▶ _AIM_:
The lines to be copied run from the one containing "Read this page and output its text content." to the end of the material below; reproduce them exactly, including both ends, and nothing more.

▶ _RAW DATA_:
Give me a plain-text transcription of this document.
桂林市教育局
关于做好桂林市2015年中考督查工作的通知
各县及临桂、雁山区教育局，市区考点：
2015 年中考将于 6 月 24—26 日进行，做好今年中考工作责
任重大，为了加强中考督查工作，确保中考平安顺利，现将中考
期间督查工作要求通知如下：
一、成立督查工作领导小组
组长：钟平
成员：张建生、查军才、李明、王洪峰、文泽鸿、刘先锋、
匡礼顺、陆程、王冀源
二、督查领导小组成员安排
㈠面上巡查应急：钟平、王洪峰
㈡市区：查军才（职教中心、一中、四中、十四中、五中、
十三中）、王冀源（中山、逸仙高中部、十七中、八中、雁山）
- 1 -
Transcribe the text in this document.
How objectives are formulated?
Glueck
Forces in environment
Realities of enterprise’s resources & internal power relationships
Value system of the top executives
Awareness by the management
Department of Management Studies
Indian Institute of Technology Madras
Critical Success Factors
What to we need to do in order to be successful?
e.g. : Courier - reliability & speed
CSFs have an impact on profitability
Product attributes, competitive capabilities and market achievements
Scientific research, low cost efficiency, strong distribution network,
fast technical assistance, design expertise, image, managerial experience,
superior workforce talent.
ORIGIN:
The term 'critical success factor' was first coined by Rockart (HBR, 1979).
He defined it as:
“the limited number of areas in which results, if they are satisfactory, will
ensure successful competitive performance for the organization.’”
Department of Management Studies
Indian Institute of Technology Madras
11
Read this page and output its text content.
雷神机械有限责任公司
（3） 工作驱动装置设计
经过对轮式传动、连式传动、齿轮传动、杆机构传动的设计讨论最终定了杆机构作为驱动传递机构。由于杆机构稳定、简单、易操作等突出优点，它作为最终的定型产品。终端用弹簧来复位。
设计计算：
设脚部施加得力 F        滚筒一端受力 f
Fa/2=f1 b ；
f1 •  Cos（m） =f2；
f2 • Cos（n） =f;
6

▶ _SOLUTION TO THE PROBLEM_:
Read this page and output its text content.
雷神机械有限责任公司
（3） 工作驱动装置设计
经过对轮式传动、连式传动、齿轮传动、杆机构传动的设计讨论最终定了杆机构作为驱动传递机构。由于杆机构稳定、简单、易操作等突出优点，它作为最终的定型产品。终端用弹簧来复位。
设计计算：
设脚部施加得力 F        滚筒一端受力 f
Fa/2=f1 b ；
f1 •  Cos（m） =f2；
f2 • Cos（n） =f;
6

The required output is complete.